À FAIRE:
a) Dans le passage fourni, où la narratrice a-t-elle trouvé ce qui concerne la vie d'Elissa Landi ?
b) Expliquez en une à trois phrases ce qui a poussé la narratrice à vouloir tout savoir sur la vie d'Elissa Landi, d'après le passage fourni.
c) Recopiez mot pour mot le morceau du passage fourni en partant de « Les folles du » et en continuant jusqu'à « historiens de mythomane. ».

Les folles du logis – Nelly Alard

Quand on ne connaît pas sa mère, on ne comprend pas ce qu’on fait sur cette terre», m’avait dit Caroline, écrit la narratrice. Dès lors elle a voulu tout savoir sur la vie d'Elissa Landi. Elle a trouvé dans des cartons tout ce qu'elle attendait (voire plus) sous forme de coupures de presse, photographies, contrats avec ses agents et ses producteurs, programmes, agendas et lettres. Des milliers de lettres. Mais ce n’était pas tout. Il y avait aussi la vie de la mère d’Elissa, Karoline Zanardi Landi, la soi-disant fille secrète de l’impératrice Sissi qualifiée par les historiens de mythomane.

INFORMATIONS AFFICHÉES:

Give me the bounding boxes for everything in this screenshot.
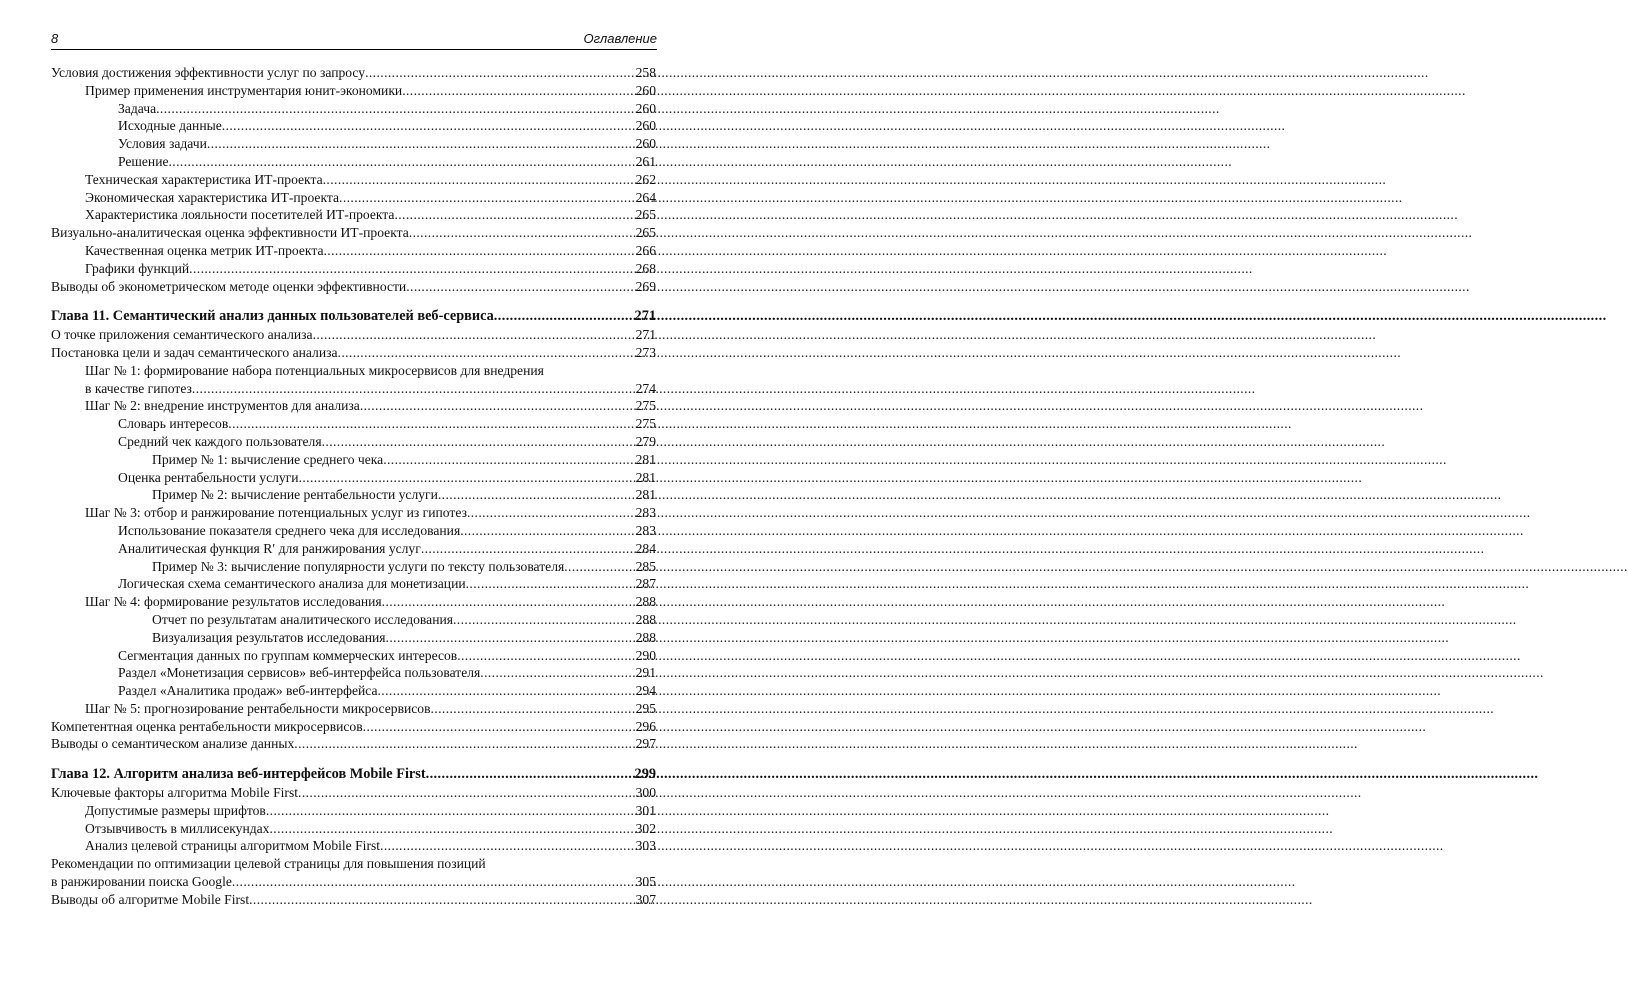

RÉSULTATS FINAUX:
a) Dans des cartons.

b) La narratrice a voulu tout savoir sur la vie d'Elissa Landi après que Caroline lui a dit : « Quand on ne connaît pas sa mère, on ne comprend pas ce qu'on fait sur cette terre. » C'est à partir de cette phrase qu'elle s'est lancée dans ses recherches.

c)
Les folles du logis – Nelly Alard

Quand on ne connaît pas sa mère, on ne comprend pas ce qu’on fait sur cette terre», m’avait dit Caroline, écrit la narratrice. Dès lors elle a voulu tout savoir sur la vie d'Elissa Landi. Elle a trouvé dans des cartons tout ce qu'elle attendait (voire plus) sous forme de coupures de presse, photographies, contrats avec ses agents et ses producteurs, programmes, agendas et lettres. Des milliers de lettres. Mais ce n’était pas tout. Il y avait aussi la vie de la mère d’Elissa, Karoline Zanardi Landi, la soi-disant fille secrète de l’impératrice Sissi qualifiée par les historiens de mythomane.